[Consigne]
Dans l'extrait sur le made in France, condensez en une courte liste le paragraphe qui commence par « De plus, je fais une distinction importante », sans perdre ses faits principaux.
#### Extrait du document
De plus, je fais une distinction importante : le 100% made in France et l’entreprise française. Compte tenu de nos métiers chez BOHIN France, je ne prends pas position pour le 100% made in France car c’est en effet un devoir, notre ADN, mais c’est aussi un coût. Pour toutes les entreprises made in France avec des produits de grande consommation et surtout celles qui sont anciennes avec des méthodes de distribution traditionnelles, il faudrait donc développer des nouvelles méthodes de distribution en B to C pour que le Made In France soit économiquement attractif pour les clients et puisse supporter la concurrence.
6 – Bohin France a récemment obtenu le label “Entreprise du Patrimoine Vivant”. Quels sont les atouts de ce label ? Son attribution vous ouvre-t-elle des portes à l’international ?
########
#### Extraits de données
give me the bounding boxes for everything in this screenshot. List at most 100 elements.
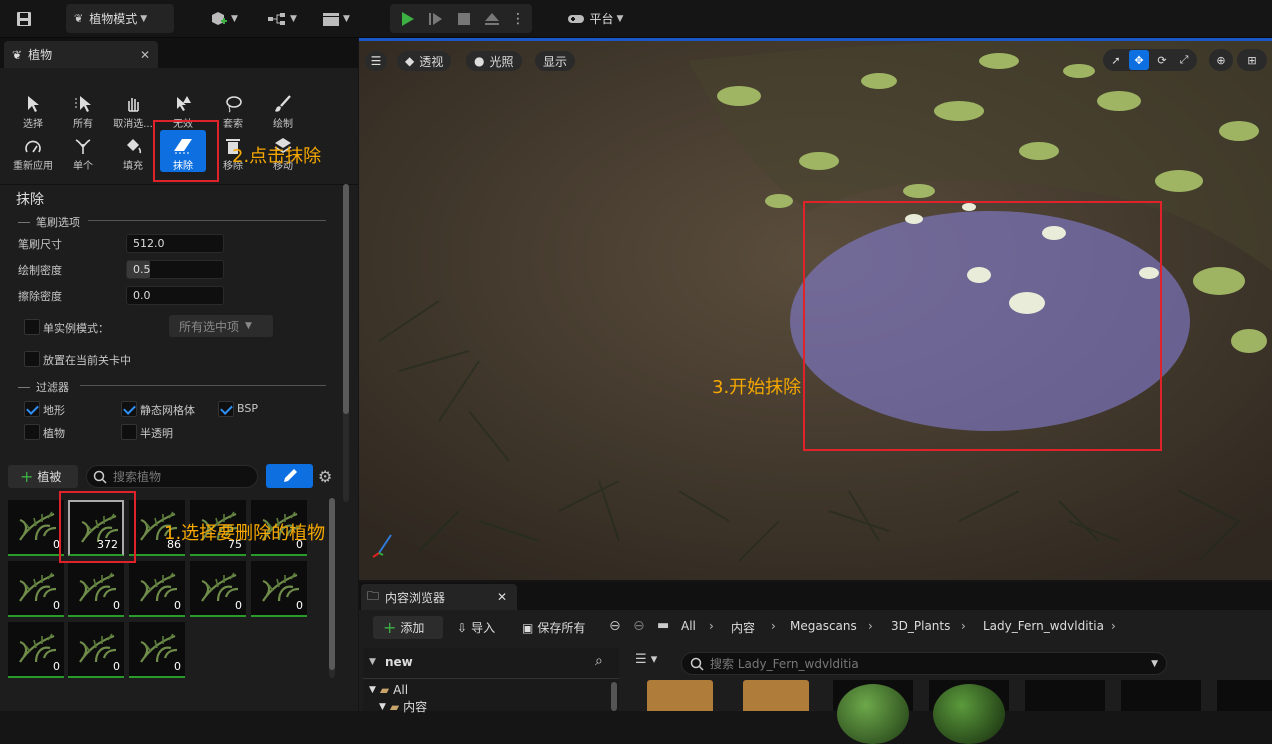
tree-item-content[interactable]: ▼ ▰ 内容 <box>379 698 427 715</box>
tool-fill[interactable]: 填充 <box>110 130 156 172</box>
breadcrumb-megascans[interactable]: Megascans <box>790 619 857 633</box>
place-in-level-label: 放置在当前关卡中 <box>43 354 131 367</box>
asset-thumbnail[interactable] <box>833 680 913 744</box>
asset-thumbnail[interactable] <box>1025 680 1105 711</box>
edit-filter-button[interactable] <box>266 464 313 488</box>
tool-select[interactable]: 选择 <box>10 88 56 130</box>
main-toolbar: ❦ 植物模式 ▼ ▼ ▼ ▼ ⋮ 平台 ▼ <box>0 0 1272 38</box>
rotate-icon[interactable]: ⟳ <box>1153 51 1171 69</box>
chevron-down-icon: ▼ <box>379 701 386 712</box>
more-options-icon[interactable]: ⋮ <box>508 5 528 32</box>
tool-reapply[interactable]: 重新应用 <box>10 130 56 172</box>
foliage-search-input[interactable]: 搜索植物 <box>86 465 258 488</box>
tool-single[interactable]: 单个 <box>60 130 106 172</box>
lit-button[interactable]: ● 光照 <box>466 51 522 71</box>
filter-translucent-checkbox[interactable] <box>121 424 137 440</box>
single-instance-dropdown[interactable]: 所有选中项 ▼ <box>169 315 273 337</box>
reapply-icon <box>25 140 41 153</box>
paint-density-slider[interactable]: 0.5 <box>126 260 224 279</box>
tool-label: 单个 <box>73 161 93 172</box>
erase-density-input[interactable]: 0.0 <box>126 286 224 305</box>
asset-thumbnail[interactable] <box>1217 680 1272 711</box>
perspective-button[interactable]: ◆ 透视 <box>397 51 452 71</box>
filter-landscape-checkbox[interactable] <box>24 401 40 417</box>
single-instance-checkbox[interactable] <box>24 319 40 335</box>
paint-density-value: 0.5 <box>133 263 151 276</box>
breadcrumb-3d-plants[interactable]: 3D_Plants <box>891 619 950 633</box>
foliage-thumbnail[interactable]: 0 <box>8 561 64 617</box>
annotation-step2: 2.点击抹除 <box>232 146 322 167</box>
save-all-button[interactable]: ▣ 保存所有 <box>522 619 585 636</box>
import-button[interactable]: ⇩ 导入 <box>457 619 495 636</box>
scale-icon[interactable]: ⤢ <box>1175 51 1193 69</box>
back-icon[interactable]: ⊖ <box>609 618 621 634</box>
search-icon <box>690 657 704 671</box>
breadcrumb-all[interactable]: All <box>681 619 696 633</box>
save-icon[interactable] <box>10 5 38 32</box>
translate-icon[interactable]: ✥ <box>1129 50 1149 70</box>
dropdown-value: 所有选中项 <box>179 319 240 334</box>
mode-dropdown[interactable]: ❦ 植物模式 ▼ <box>66 4 174 33</box>
foliage-thumbnail[interactable]: 0 <box>129 622 185 678</box>
filter-bsp-checkbox[interactable] <box>218 401 234 417</box>
play-icon[interactable] <box>396 5 420 32</box>
gear-icon[interactable]: ⚙ <box>318 467 332 486</box>
search-icon[interactable]: ⌕ <box>595 653 603 669</box>
foliage-thumbnail[interactable]: 0 <box>8 500 64 556</box>
breadcrumb-content[interactable]: 内容 <box>731 619 755 636</box>
asset-thumbnail[interactable] <box>929 680 1009 744</box>
eject-icon[interactable] <box>480 5 504 32</box>
instance-count: 0 <box>113 599 120 612</box>
mode-label: 植物模式 <box>89 12 138 26</box>
foliage-thumbnail[interactable]: 0 <box>129 561 185 617</box>
scrollbar-thumb[interactable] <box>329 498 335 670</box>
filter-landscape-label: 地形 <box>43 404 65 417</box>
close-icon[interactable]: ✕ <box>497 590 507 604</box>
instance-count: 0 <box>113 660 120 673</box>
details-scrollbar[interactable] <box>343 184 349 502</box>
add-actor-button[interactable]: ▼ <box>204 5 244 32</box>
filter-static-mesh-checkbox[interactable] <box>121 401 137 417</box>
filter-icon[interactable]: ☰ ▾ <box>635 652 657 667</box>
cinematics-button[interactable]: ▼ <box>316 5 356 32</box>
foliage-thumbnail[interactable]: 0 <box>251 561 307 617</box>
foliage-thumbnail[interactable]: 0 <box>8 622 64 678</box>
select-arrow-icon[interactable]: ➚ <box>1107 51 1125 69</box>
filter-foliage-checkbox[interactable] <box>24 424 40 440</box>
tool-paint[interactable]: 绘制 <box>260 88 306 130</box>
globe-icon[interactable]: ⊕ <box>1209 49 1233 71</box>
place-in-level-checkbox[interactable] <box>24 351 40 367</box>
content-browser-tab[interactable]: 🗀 内容浏览器 ✕ <box>361 584 517 610</box>
surface-snap-icon[interactable]: ⊞ <box>1237 49 1267 71</box>
level-viewport[interactable]: ☰ ◆ 透视 ● 光照 显示 ➚ ✥ ⟳ ⤢ ⊕ ⊞ 3.开始抹除 <box>359 38 1272 580</box>
fern-icon <box>19 633 57 663</box>
tree-scrollbar[interactable] <box>611 682 617 711</box>
close-icon[interactable]: ✕ <box>140 48 150 62</box>
blueprint-button[interactable]: ▼ <box>262 5 302 32</box>
foliage-thumbnail[interactable]: 0 <box>68 561 124 617</box>
tree-item-all[interactable]: ▼ ▰ All <box>369 683 408 697</box>
asset-folder[interactable] <box>743 680 809 711</box>
breadcrumb-lady-fern[interactable]: Lady_Fern_wdvlditia <box>983 619 1104 633</box>
asset-folder[interactable] <box>647 680 713 711</box>
foliage-tab[interactable]: ❦ 植物 ✕ <box>4 41 158 68</box>
grid-scrollbar[interactable] <box>329 498 335 678</box>
forward-icon[interactable]: ⊖ <box>633 618 645 634</box>
asset-thumbnail[interactable] <box>1121 680 1201 711</box>
foliage-thumbnail[interactable]: 0 <box>68 622 124 678</box>
tree-header[interactable]: new <box>385 655 413 669</box>
tool-deselect[interactable]: 取消选... <box>110 88 156 130</box>
asset-search-input[interactable]: 搜索 Lady_Fern_wdvlditia ▼ <box>681 652 1167 675</box>
foliage-thumbnail[interactable]: 0 <box>190 561 246 617</box>
cube-add-icon <box>212 11 228 25</box>
scrollbar-thumb[interactable] <box>343 184 349 414</box>
stop-icon[interactable] <box>452 5 476 32</box>
viewport-menu-button[interactable]: ☰ <box>365 51 387 71</box>
show-button[interactable]: 显示 <box>535 51 576 71</box>
cb-add-button[interactable]: + 添加 <box>373 616 443 639</box>
platform-dropdown[interactable]: 平台 ▼ <box>560 5 630 32</box>
step-icon[interactable] <box>424 5 448 32</box>
tool-select-all[interactable]: 所有 <box>60 88 106 130</box>
add-foliage-button[interactable]: + 植被 <box>8 465 78 488</box>
brush-size-input[interactable]: 512.0 <box>126 234 224 253</box>
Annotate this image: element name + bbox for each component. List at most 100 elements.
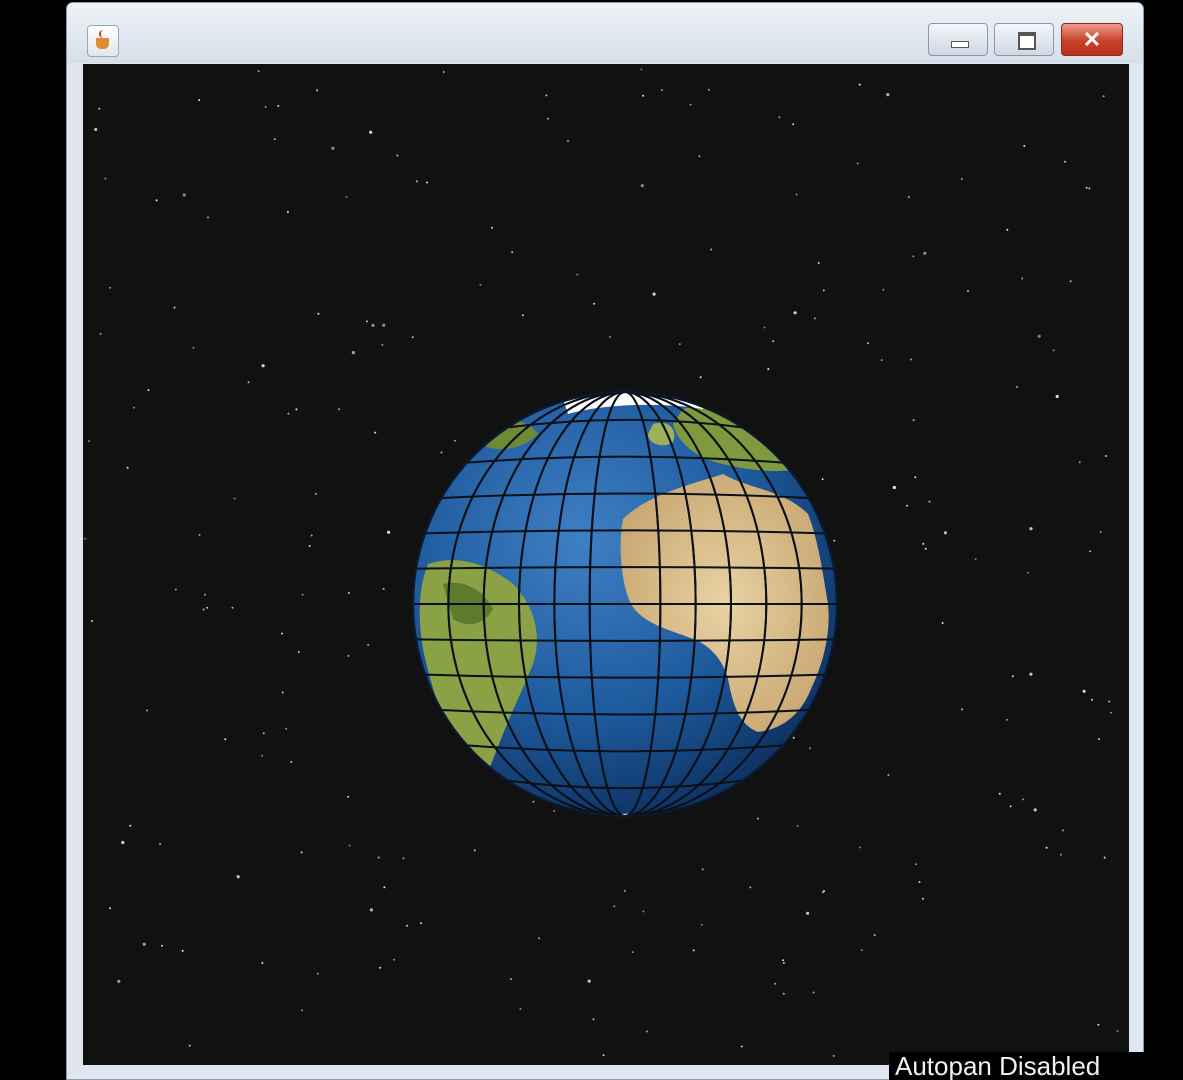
star (308, 545, 311, 547)
star (576, 273, 579, 276)
star (300, 851, 303, 854)
star (420, 922, 423, 925)
star (921, 897, 924, 900)
star (1021, 277, 1024, 280)
star (411, 336, 414, 339)
star (1085, 186, 1088, 189)
star (860, 949, 863, 952)
maximize-button[interactable] (994, 23, 1054, 56)
star (923, 251, 927, 255)
star (763, 326, 766, 329)
star (587, 979, 591, 983)
globe-viewport[interactable] (83, 64, 1129, 1065)
star (796, 825, 799, 827)
star (99, 332, 102, 335)
star (371, 323, 375, 327)
star (941, 622, 944, 624)
star (609, 335, 612, 338)
star (348, 844, 351, 847)
star (1103, 856, 1106, 859)
star (1064, 160, 1066, 163)
star (1078, 461, 1081, 464)
star (369, 130, 373, 134)
star (1033, 808, 1037, 812)
star (546, 117, 549, 120)
star (1091, 698, 1094, 701)
star (347, 654, 350, 657)
star (756, 817, 759, 820)
star (974, 558, 977, 561)
star (314, 492, 317, 495)
star (640, 184, 644, 188)
star (297, 651, 300, 653)
minimize-button[interactable] (928, 23, 988, 56)
star (236, 875, 240, 879)
star (1006, 718, 1008, 721)
star (285, 727, 288, 730)
star (812, 991, 815, 994)
star (892, 485, 896, 490)
star (880, 359, 883, 362)
star (602, 1054, 605, 1057)
star (94, 127, 98, 132)
star (155, 199, 158, 202)
star (640, 68, 643, 71)
star (206, 606, 209, 609)
star (699, 376, 702, 379)
star (1021, 798, 1024, 801)
star (261, 364, 265, 368)
star (1029, 672, 1033, 676)
star (778, 116, 781, 119)
star (511, 251, 514, 254)
star (90, 620, 93, 622)
star (316, 972, 319, 975)
star (374, 431, 377, 434)
star (301, 1009, 303, 1012)
star (707, 88, 710, 91)
star (886, 93, 890, 97)
minimize-icon (951, 41, 969, 48)
maximize-icon (1018, 32, 1036, 50)
star (692, 949, 695, 952)
java-cup-icon[interactable] (87, 25, 119, 57)
star (567, 140, 569, 143)
star (1006, 228, 1009, 231)
star (264, 105, 267, 108)
star (382, 323, 386, 327)
star (887, 774, 890, 777)
star (772, 340, 775, 343)
star (873, 934, 876, 937)
star (792, 736, 795, 739)
star (1026, 571, 1029, 574)
star (273, 138, 276, 141)
star (1088, 187, 1091, 190)
star (1045, 846, 1048, 849)
star (129, 824, 132, 827)
star (689, 103, 692, 106)
star (967, 290, 969, 292)
star (109, 286, 112, 289)
star (698, 155, 701, 158)
star (281, 691, 284, 694)
star (782, 959, 785, 962)
star (142, 942, 146, 946)
star (490, 226, 493, 229)
star (1099, 531, 1102, 533)
title-bar[interactable]: ✕ (67, 3, 1143, 63)
star (426, 181, 429, 184)
star (415, 180, 418, 183)
star (858, 846, 861, 849)
star (856, 162, 859, 165)
star (538, 937, 541, 940)
star (301, 593, 304, 596)
star (943, 531, 948, 535)
star (1009, 805, 1012, 808)
close-button[interactable]: ✕ (1061, 23, 1123, 56)
autopan-status: Autopan Disabled (889, 1052, 1183, 1080)
star (126, 466, 129, 469)
star (645, 1030, 648, 1033)
star (545, 94, 548, 97)
star (277, 104, 280, 107)
star (345, 196, 348, 198)
star (1011, 675, 1014, 678)
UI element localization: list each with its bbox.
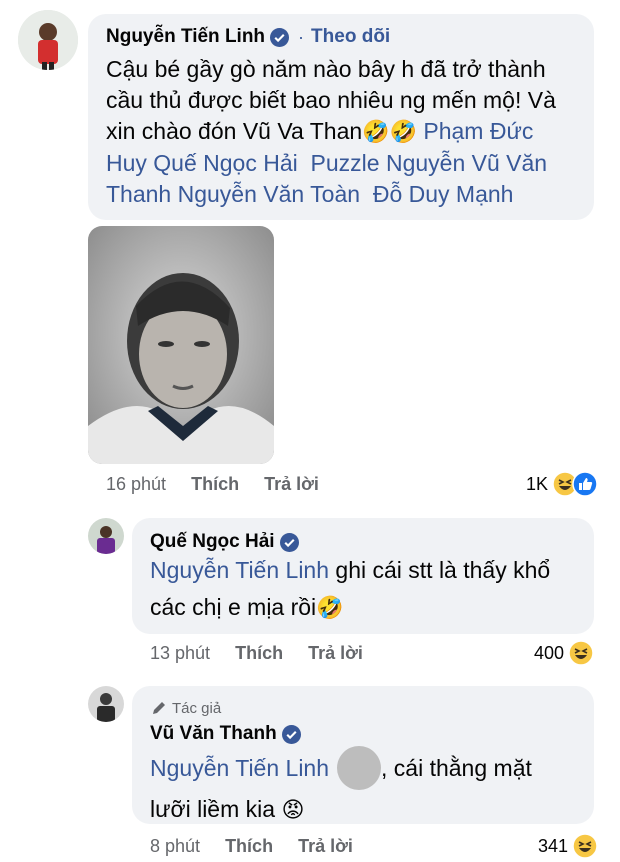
avatar-image [88, 686, 124, 722]
comment-text-3: Nguyễn Tiến Linh , cái thằng mặt lưỡi li… [150, 746, 590, 826]
avatar-que-ngoc-hai[interactable] [88, 518, 124, 554]
author-badge: Tác giả [150, 699, 221, 717]
pen-icon [153, 702, 165, 714]
text-line: Thanh Nguyễn Văn Toàn Đỗ Duy Mạnh [106, 179, 586, 210]
reply-button[interactable]: Trả lời [264, 474, 319, 494]
follow-button[interactable]: Theo dõi [311, 26, 390, 48]
text-span: ghi cái stt là thấy khổ [335, 557, 551, 583]
timestamp[interactable]: 13 phút [150, 643, 210, 663]
mention-link[interactable]: Quế Ngọc Hải [153, 150, 297, 176]
photo-image [88, 226, 274, 464]
reply-button[interactable]: Trả lời [298, 836, 353, 856]
text-line: Huy Quế Ngọc Hải Puzzle Nguyễn Vũ Văn [106, 148, 586, 179]
like-button[interactable]: Thích [225, 836, 273, 856]
mention-link[interactable]: Đỗ Duy Mạnh [373, 181, 514, 207]
mention-link[interactable]: Nguyễn Tiến Linh [150, 557, 329, 583]
like-button[interactable]: Thích [191, 474, 239, 494]
timestamp[interactable]: 16 phút [106, 474, 166, 494]
mention-link[interactable]: Thanh [106, 181, 171, 207]
verified-icon [281, 724, 301, 744]
verified-icon [270, 27, 290, 47]
text-span: các chị e mịa rồi [150, 594, 317, 620]
text-span: lưỡi liềm kia [150, 796, 276, 822]
avatar-vu-van-thanh[interactable] [88, 686, 124, 722]
verified-icon [279, 532, 299, 552]
reply-button[interactable]: Trả lời [308, 643, 363, 663]
text-line: Nguyễn Tiến Linh ghi cái stt là thấy khổ [150, 555, 590, 586]
text-span: xin chào đón Vũ Va Than [106, 118, 363, 144]
reaction-count: 1K [526, 473, 549, 494]
text-line: lưỡi liềm kia 😡 [150, 794, 590, 826]
author-badge-label: Tác giả [172, 699, 222, 717]
angry-emoji: 😡 [281, 798, 305, 823]
text-line: các chị e mịa rồi🤣 [150, 592, 590, 624]
haha-icon [568, 640, 594, 666]
reaction-summary-2[interactable]: 400 [534, 640, 594, 666]
timestamp[interactable]: 8 phút [150, 836, 200, 856]
text-line: xin chào đón Vũ Va Than🤣🤣 Phạm Đức [106, 116, 586, 148]
mention-link[interactable]: Puzzle Nguyễn Vũ Văn [311, 150, 548, 176]
reaction-summary-3[interactable]: 341 [538, 833, 598, 859]
mention-link[interactable]: Nguyễn Tiến Linh [150, 753, 329, 784]
author-name[interactable]: Vũ Văn Thanh [150, 723, 277, 745]
reaction-summary-1[interactable]: 1K [526, 471, 598, 497]
text-line: Nguyễn Tiến Linh , cái thằng mặt [150, 746, 590, 790]
laugh-emoji: 🤣 [316, 596, 344, 621]
reaction-count: 341 [538, 835, 569, 856]
comment-header-3: Vũ Văn Thanh [150, 723, 301, 745]
like-icon [572, 471, 598, 497]
avatar-image [88, 518, 124, 554]
avatar-image [18, 10, 78, 70]
avatar-nguyen-tien-linh[interactable] [18, 10, 78, 70]
laugh-emoji: 🤣🤣 [362, 120, 417, 145]
mention-link[interactable]: Huy [106, 150, 147, 176]
mention-link[interactable]: Nguyễn Văn Toàn [178, 181, 360, 207]
author-name[interactable]: Quế Ngọc Hải [150, 531, 275, 553]
text-line: cầu thủ được biết bao nhiêu ng mến mộ! V… [106, 87, 556, 113]
haha-icon [572, 833, 598, 859]
like-button[interactable]: Thích [235, 643, 283, 663]
comment-meta-1: 16 phút Thích Trả lời [106, 474, 339, 495]
mention-link[interactable]: Phạm Đức [423, 118, 533, 144]
comment-photo[interactable] [88, 226, 274, 464]
comment-text-2: Nguyễn Tiến Linh ghi cái stt là thấy khổ… [150, 555, 590, 624]
comment-meta-2: 13 phút Thích Trả lời [150, 643, 383, 664]
text-span: , cái thằng mặt [381, 754, 532, 781]
comment-header-1: Nguyễn Tiến Linh · Theo dõi [106, 26, 390, 48]
reaction-count: 400 [534, 642, 565, 663]
comment-header-2: Quế Ngọc Hải [150, 531, 299, 553]
comment-text-1: Cậu bé gầy gò năm nào bây h đã trở thành… [106, 54, 586, 210]
text-line: Cậu bé gầy gò năm nào bây h đã trở thành [106, 56, 546, 82]
author-name[interactable]: Nguyễn Tiến Linh [106, 26, 265, 48]
separator-dot: · [298, 26, 305, 47]
comment-meta-3: 8 phút Thích Trả lời [150, 836, 373, 857]
redacted-mark [337, 746, 382, 790]
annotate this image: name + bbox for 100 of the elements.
########
[Réponse attendue]
- Distinction importante entre le 100 % made in France et l'entreprise française.
- Chez BOHIN France, pas de prise de position pour le 100 % made in France : c'est un devoir, l'ADN de l'entreprise, mais aussi un coût.
- Les entreprises made in France qui vendent des produits de grande consommation devraient développer de nouvelles méthodes de distribution en B to C. C'est surtout le cas des plus anciennes, dont la distribution est traditionnelle.
- Objectif : rendre le made in France économiquement attractif pour les clients et capable de supporter la concurrence.